[Given entries start]
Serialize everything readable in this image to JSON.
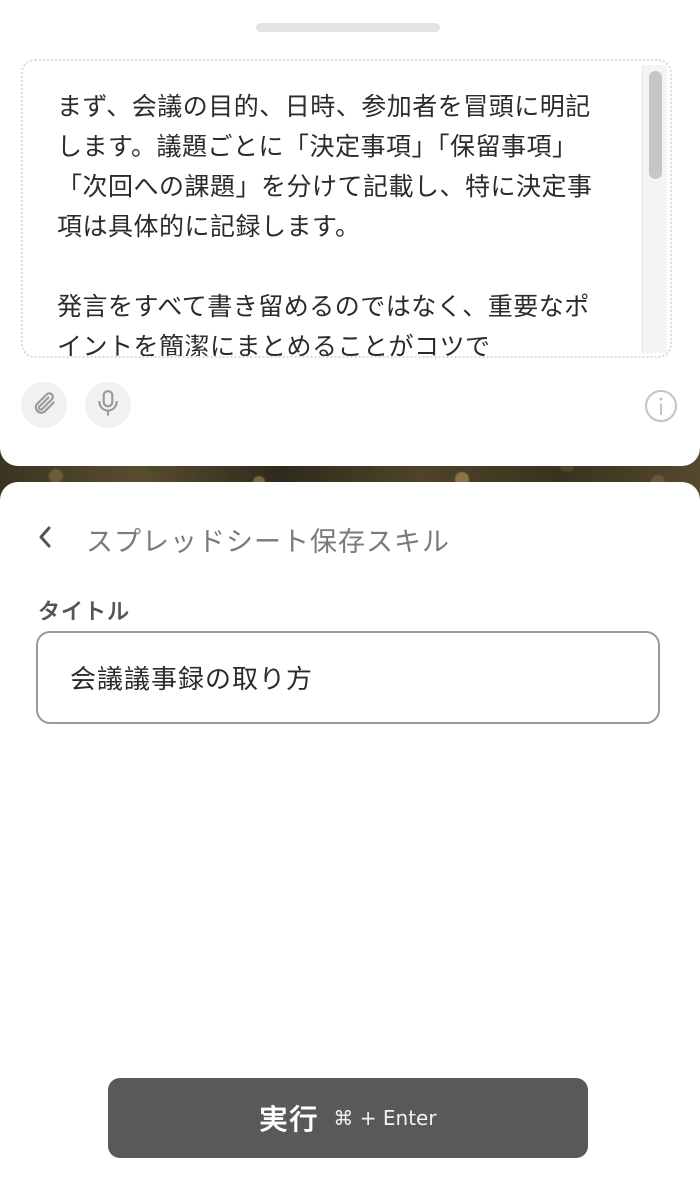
{
  "editor": {
    "content": "まず、会議の目的、日時、参加者を冒頭に明記します。議題ごとに「決定事項」「保留事項」「次回への課題」を分けて記載し、特に決定事項は具体的に記録します。\n\n発言をすべて書き留めるのではなく、重要なポイントを簡潔にまとめることがコツで",
    "icons": [
      "paperclip-icon",
      "microphone-icon",
      "info-icon"
    ]
  },
  "skill_panel": {
    "title": "スプレッドシート保存スキル",
    "field_label": "タイトル",
    "title_value": "会議議事録の取り方"
  },
  "run_button": {
    "label": "実行",
    "shortcut": "⌘ + Enter"
  }
}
[Given entries end]
— Direction —
Pictures are to be left out; all else in the entries above is to be quoted exactly.

— Result below —
Serialize everything readable in this image to JSON.
{
  "editor": {
    "content": "まず、会議の目的、日時、参加者を冒頭に明記します。議題ごとに「決定事項」「保留事項」「次回への課題」を分けて記載し、特に決定事項は具体的に記録します。\n\n発言をすべて書き留めるのではなく、重要なポイントを簡潔にまとめることがコツで",
    "icons": [
      "paperclip-icon",
      "microphone-icon",
      "info-icon"
    ]
  },
  "skill_panel": {
    "title": "スプレッドシート保存スキル",
    "field_label": "タイトル",
    "title_value": "会議議事録の取り方"
  },
  "run_button": {
    "label": "実行",
    "shortcut": "⌘ + Enter"
  }
}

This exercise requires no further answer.